## What needs to be done
Give the rows again from the line containing "List UI elements" through the line containing "shade-neg-left-light (72, 39, 250, 560)", switching "colorbar-label" to "scale-label" and leaving everything else unchanged.
begin
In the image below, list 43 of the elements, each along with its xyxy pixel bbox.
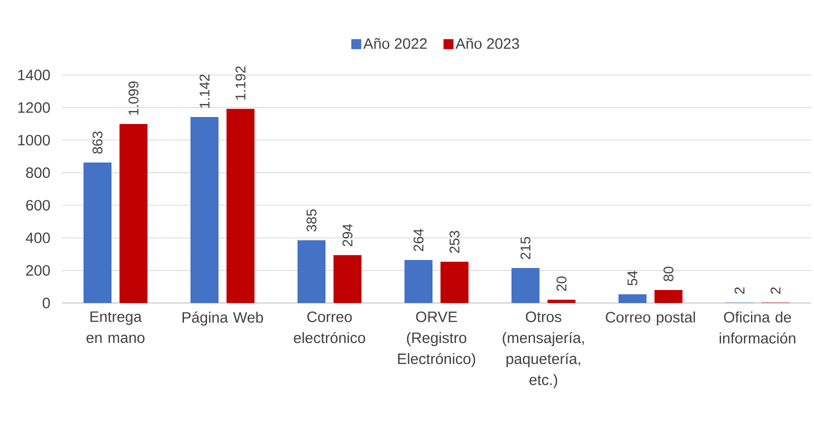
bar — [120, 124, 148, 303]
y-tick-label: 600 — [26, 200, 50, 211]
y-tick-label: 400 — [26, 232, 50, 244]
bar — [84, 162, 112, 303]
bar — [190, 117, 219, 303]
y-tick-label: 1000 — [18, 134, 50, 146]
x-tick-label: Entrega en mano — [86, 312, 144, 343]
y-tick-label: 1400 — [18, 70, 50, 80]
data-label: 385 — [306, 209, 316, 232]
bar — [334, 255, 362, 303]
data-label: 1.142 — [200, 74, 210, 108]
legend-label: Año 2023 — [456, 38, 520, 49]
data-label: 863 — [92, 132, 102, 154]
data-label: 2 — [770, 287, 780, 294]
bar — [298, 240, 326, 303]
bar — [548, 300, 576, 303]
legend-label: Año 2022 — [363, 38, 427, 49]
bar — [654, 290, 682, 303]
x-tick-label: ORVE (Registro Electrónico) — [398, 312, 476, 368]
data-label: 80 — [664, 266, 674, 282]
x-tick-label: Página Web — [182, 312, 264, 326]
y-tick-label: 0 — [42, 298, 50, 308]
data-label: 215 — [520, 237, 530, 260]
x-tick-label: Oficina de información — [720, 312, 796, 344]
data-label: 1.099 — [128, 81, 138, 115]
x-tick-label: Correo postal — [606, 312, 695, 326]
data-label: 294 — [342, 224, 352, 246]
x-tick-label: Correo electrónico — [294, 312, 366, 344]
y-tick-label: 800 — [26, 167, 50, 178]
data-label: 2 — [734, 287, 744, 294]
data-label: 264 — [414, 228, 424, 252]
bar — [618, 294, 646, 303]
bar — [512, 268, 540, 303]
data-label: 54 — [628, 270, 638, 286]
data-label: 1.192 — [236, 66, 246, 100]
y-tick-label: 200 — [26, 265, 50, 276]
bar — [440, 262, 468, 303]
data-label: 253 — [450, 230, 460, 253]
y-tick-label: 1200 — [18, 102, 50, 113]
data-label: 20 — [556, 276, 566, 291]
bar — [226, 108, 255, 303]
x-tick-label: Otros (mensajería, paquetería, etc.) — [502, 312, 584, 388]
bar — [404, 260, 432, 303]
end
begin
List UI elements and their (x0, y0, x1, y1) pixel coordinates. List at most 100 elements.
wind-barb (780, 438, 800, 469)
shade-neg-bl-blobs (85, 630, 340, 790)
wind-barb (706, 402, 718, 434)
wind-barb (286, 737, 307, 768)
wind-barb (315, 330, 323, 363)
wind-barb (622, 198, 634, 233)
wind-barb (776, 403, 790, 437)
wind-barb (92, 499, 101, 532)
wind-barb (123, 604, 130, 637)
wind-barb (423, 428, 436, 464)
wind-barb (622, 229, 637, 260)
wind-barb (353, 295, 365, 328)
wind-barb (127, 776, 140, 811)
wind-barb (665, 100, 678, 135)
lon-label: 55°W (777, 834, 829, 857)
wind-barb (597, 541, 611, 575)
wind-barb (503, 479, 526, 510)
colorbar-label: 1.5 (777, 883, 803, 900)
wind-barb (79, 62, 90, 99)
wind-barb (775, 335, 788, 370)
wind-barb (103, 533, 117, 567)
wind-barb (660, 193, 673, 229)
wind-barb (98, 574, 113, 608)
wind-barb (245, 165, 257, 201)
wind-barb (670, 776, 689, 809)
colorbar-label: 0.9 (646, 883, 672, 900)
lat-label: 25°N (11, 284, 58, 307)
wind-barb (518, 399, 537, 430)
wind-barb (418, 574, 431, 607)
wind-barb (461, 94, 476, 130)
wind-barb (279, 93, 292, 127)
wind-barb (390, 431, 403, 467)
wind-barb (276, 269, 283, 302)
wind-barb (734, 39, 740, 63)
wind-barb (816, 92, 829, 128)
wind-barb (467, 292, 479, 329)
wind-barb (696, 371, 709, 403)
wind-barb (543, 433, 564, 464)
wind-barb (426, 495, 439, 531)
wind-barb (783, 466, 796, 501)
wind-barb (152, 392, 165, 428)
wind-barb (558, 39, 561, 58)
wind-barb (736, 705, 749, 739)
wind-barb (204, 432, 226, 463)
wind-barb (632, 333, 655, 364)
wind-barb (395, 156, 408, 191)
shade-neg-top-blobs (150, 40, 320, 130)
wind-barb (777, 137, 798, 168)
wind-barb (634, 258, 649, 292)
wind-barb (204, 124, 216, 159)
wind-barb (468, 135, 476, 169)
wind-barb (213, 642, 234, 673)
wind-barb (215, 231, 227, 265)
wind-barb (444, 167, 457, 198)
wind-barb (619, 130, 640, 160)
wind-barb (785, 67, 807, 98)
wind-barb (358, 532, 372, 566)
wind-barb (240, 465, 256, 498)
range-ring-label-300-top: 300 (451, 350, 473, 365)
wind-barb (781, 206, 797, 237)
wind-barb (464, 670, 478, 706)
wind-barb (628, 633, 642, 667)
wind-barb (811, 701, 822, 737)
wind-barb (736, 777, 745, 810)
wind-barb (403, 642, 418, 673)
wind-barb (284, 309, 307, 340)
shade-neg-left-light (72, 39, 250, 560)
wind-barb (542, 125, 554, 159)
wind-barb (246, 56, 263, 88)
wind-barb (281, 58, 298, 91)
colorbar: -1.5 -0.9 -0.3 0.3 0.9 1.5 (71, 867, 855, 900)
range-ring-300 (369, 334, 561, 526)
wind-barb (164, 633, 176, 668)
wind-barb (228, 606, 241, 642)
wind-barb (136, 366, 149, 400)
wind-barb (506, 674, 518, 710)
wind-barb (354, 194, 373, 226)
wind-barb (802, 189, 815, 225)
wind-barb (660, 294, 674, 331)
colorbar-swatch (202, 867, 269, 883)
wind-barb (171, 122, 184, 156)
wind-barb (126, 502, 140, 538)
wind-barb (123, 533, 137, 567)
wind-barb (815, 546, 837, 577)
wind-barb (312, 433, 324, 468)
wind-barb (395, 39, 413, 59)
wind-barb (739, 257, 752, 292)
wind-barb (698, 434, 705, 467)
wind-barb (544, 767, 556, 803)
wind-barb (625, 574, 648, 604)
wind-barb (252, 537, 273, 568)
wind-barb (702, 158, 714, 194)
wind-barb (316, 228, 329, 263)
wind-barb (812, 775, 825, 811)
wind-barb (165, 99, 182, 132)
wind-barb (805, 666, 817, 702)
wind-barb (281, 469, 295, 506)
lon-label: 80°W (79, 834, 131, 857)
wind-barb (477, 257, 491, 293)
end
begin
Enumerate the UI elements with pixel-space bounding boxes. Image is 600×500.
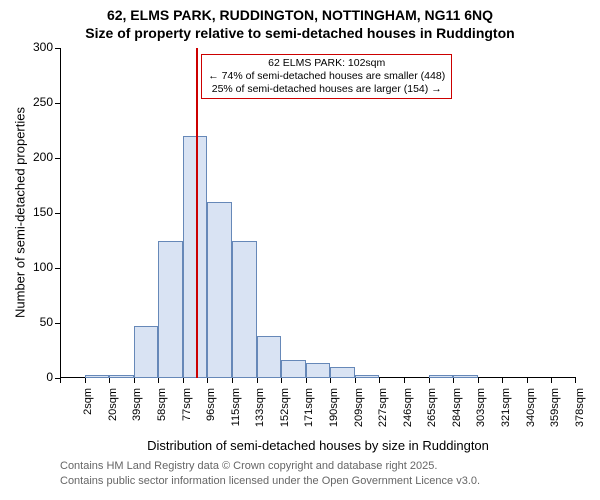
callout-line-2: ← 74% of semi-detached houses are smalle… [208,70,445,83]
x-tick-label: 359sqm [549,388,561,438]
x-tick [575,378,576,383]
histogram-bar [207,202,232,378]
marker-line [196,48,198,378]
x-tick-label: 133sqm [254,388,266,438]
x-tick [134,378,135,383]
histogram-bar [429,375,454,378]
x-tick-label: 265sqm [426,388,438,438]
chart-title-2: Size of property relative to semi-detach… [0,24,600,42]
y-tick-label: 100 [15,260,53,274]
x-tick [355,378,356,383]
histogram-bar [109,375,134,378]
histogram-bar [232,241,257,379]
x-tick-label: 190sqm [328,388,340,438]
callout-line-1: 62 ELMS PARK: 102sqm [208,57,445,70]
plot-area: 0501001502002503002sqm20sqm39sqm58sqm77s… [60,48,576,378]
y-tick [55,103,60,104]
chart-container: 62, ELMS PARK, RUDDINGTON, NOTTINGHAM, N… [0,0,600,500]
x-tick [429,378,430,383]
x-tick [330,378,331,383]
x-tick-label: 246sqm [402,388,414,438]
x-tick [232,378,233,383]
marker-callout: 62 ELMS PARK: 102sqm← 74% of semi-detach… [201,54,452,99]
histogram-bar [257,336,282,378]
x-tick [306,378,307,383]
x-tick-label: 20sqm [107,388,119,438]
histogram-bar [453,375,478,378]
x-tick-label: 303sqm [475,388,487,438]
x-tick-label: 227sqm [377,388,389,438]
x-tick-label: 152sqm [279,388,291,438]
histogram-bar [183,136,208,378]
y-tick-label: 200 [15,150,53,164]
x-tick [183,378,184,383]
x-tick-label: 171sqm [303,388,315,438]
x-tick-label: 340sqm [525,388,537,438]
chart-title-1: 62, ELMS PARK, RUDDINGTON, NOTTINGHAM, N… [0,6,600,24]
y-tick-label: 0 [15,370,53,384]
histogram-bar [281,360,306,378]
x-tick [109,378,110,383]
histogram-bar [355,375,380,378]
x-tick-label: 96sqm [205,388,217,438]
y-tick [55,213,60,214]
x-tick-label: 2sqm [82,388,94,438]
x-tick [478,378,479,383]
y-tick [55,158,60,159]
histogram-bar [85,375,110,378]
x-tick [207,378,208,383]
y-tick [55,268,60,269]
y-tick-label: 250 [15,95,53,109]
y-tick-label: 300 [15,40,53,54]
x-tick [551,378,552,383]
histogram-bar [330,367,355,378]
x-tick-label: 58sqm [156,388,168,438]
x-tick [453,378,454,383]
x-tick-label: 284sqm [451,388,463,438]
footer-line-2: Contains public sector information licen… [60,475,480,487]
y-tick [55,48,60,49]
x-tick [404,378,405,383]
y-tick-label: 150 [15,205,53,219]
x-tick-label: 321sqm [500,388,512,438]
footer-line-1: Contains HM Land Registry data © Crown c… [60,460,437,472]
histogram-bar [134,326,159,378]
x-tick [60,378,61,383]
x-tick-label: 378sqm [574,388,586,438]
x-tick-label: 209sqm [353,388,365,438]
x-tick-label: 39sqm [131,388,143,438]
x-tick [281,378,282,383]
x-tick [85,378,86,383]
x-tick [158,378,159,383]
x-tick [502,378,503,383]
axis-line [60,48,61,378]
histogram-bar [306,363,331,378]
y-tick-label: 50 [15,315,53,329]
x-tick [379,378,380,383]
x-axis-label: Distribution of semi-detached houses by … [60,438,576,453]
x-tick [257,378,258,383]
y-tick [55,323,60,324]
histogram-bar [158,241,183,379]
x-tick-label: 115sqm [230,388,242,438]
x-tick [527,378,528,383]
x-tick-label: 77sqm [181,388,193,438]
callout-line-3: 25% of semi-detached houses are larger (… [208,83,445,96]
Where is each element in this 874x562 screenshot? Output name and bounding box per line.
end
## Response to this task
List UI elements and their (x0, y0, x1, y1) pixel coordinates. List at most 100 elements.
wind-barb (780, 438, 800, 469)
shade-neg-bl-blobs (85, 630, 340, 790)
wind-barb (706, 402, 718, 434)
wind-barb (286, 737, 307, 768)
wind-barb (315, 330, 323, 363)
wind-barb (622, 198, 634, 233)
wind-barb (776, 403, 790, 437)
wind-barb (92, 499, 101, 532)
wind-barb (123, 604, 130, 637)
wind-barb (423, 428, 436, 464)
wind-barb (622, 229, 637, 260)
wind-barb (353, 295, 365, 328)
wind-barb (127, 776, 140, 811)
wind-barb (665, 100, 678, 135)
lon-label: 55°W (777, 834, 829, 857)
wind-barb (597, 541, 611, 575)
wind-barb (503, 479, 526, 510)
scale-label: 1.5 (777, 883, 803, 900)
wind-barb (79, 62, 90, 99)
wind-barb (775, 335, 788, 370)
wind-barb (103, 533, 117, 567)
wind-barb (660, 193, 673, 229)
wind-barb (98, 574, 113, 608)
wind-barb (245, 165, 257, 201)
wind-barb (670, 776, 689, 809)
scale-label: 0.9 (646, 883, 672, 900)
lat-label: 25°N (11, 284, 58, 307)
wind-barb (518, 399, 537, 430)
wind-barb (418, 574, 431, 607)
wind-barb (461, 94, 476, 130)
wind-barb (279, 93, 292, 127)
wind-barb (390, 431, 403, 467)
wind-barb (276, 269, 283, 302)
wind-barb (734, 39, 740, 63)
wind-barb (816, 92, 829, 128)
wind-barb (467, 292, 479, 329)
wind-barb (696, 371, 709, 403)
wind-barb (543, 433, 564, 464)
wind-barb (426, 495, 439, 531)
wind-barb (783, 466, 796, 501)
wind-barb (152, 392, 165, 428)
wind-barb (558, 39, 561, 58)
wind-barb (736, 705, 749, 739)
wind-barb (204, 432, 226, 463)
wind-barb (632, 333, 655, 364)
wind-barb (395, 156, 408, 191)
shade-neg-top-blobs (150, 40, 320, 130)
wind-barb (777, 137, 798, 168)
wind-barb (634, 258, 649, 292)
wind-barb (204, 124, 216, 159)
wind-barb (468, 135, 476, 169)
wind-barb (213, 642, 234, 673)
wind-barb (215, 231, 227, 265)
wind-barb (444, 167, 457, 198)
wind-barb (619, 130, 640, 160)
wind-barb (785, 67, 807, 98)
wind-barb (358, 532, 372, 566)
wind-barb (240, 465, 256, 498)
range-ring-label-300-top: 300 (451, 350, 473, 365)
wind-barb (781, 206, 797, 237)
wind-barb (464, 670, 478, 706)
wind-barb (628, 633, 642, 667)
wind-barb (811, 701, 822, 737)
wind-barb (736, 777, 745, 810)
wind-barb (403, 642, 418, 673)
wind-barb (284, 309, 307, 340)
shade-neg-left-light (72, 39, 250, 560)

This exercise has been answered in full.